> [WHAT YOU WILL DO]
Answer these questions from the passage on NLRP1B inflammasome activation:
1. According to the model, what is not required for N-terminal cleavage to cause proteasome-dependent NLRP1B activation?
2. Is the NLRP1B CARD N-terminal or C-terminal?
3. What would happen to an unprocessed FIIND mutant?

*** Opening of GIVEN PASSAGE ***

The functional degradation model of NLRP1B inflammasome activation has several merits. First, it explains how N-terminal cleavage results in proteasome-dependent NLRP1B activation without a requirement for specific N-terminal autoinhibitory sequences. Second, the model accounts for why the NLRP1B CARD is C-terminal, rather than N-terminal, as only the C terminus of NLRP1B remains after proteasome-mediated degradation. Last, the model explains why FIIND autoprocessing is required for NLRP1B activity: An unprocessed FIIND mutant would be fully degraded and would not release a C-terminal CARD-containing fragment.

*** Close of GIVEN PASSAGE ***
*** Opening of LISTED RECORDS ***

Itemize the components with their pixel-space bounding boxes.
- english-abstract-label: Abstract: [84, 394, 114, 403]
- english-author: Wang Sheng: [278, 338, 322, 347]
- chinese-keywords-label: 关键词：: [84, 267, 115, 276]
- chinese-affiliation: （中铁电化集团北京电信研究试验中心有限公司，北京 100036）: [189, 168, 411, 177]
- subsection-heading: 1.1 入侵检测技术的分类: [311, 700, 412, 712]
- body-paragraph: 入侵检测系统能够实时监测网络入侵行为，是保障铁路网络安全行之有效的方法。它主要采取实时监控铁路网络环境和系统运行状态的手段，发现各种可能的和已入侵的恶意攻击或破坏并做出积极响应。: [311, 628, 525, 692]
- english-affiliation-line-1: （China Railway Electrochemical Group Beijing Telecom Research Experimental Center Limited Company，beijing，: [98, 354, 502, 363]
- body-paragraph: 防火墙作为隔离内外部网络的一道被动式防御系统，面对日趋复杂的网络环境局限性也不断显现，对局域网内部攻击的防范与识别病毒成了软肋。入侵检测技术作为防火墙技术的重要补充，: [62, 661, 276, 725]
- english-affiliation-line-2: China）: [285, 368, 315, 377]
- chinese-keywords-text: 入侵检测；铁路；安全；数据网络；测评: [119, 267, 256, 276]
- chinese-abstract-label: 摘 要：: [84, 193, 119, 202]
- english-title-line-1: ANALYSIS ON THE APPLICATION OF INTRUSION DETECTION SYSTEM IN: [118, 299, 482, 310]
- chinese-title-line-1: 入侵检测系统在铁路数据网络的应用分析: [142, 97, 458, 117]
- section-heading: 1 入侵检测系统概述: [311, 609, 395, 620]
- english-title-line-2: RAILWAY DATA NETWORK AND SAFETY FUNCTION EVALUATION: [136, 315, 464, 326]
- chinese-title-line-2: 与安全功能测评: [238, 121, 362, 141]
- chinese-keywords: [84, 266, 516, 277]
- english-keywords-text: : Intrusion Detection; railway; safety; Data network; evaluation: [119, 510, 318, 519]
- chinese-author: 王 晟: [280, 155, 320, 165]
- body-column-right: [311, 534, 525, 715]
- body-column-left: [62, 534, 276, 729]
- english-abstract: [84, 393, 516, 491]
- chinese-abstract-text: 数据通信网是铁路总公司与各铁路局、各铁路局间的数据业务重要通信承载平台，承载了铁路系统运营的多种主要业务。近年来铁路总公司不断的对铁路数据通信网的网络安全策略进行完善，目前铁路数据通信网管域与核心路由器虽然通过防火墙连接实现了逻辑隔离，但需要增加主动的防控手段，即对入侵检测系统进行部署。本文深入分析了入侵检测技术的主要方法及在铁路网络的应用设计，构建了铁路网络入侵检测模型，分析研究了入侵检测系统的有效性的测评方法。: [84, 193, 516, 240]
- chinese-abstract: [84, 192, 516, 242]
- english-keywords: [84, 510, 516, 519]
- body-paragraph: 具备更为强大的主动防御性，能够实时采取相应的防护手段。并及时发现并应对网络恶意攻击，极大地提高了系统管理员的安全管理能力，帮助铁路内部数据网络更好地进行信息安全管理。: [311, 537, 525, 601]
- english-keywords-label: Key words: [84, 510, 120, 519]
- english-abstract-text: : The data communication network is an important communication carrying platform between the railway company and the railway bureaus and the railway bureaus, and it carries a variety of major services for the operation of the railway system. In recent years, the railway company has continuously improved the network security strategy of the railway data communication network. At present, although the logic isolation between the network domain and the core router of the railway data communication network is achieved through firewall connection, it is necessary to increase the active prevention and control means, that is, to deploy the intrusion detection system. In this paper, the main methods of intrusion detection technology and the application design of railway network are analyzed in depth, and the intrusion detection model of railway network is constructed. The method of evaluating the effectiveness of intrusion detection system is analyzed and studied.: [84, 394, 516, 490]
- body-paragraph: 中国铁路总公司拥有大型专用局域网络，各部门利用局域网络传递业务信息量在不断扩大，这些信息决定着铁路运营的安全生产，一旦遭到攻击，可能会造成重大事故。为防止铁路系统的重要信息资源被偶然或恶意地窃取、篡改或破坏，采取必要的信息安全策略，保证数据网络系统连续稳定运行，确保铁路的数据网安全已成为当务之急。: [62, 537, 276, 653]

*** Close of LISTED RECORDS ***

> [ANSWER AREA]
1. Specific N-terminal autoinhibitory sequences.
2. C-terminal.
3. It would be fully degraded and would not release a C-terminal CARD-containing fragment.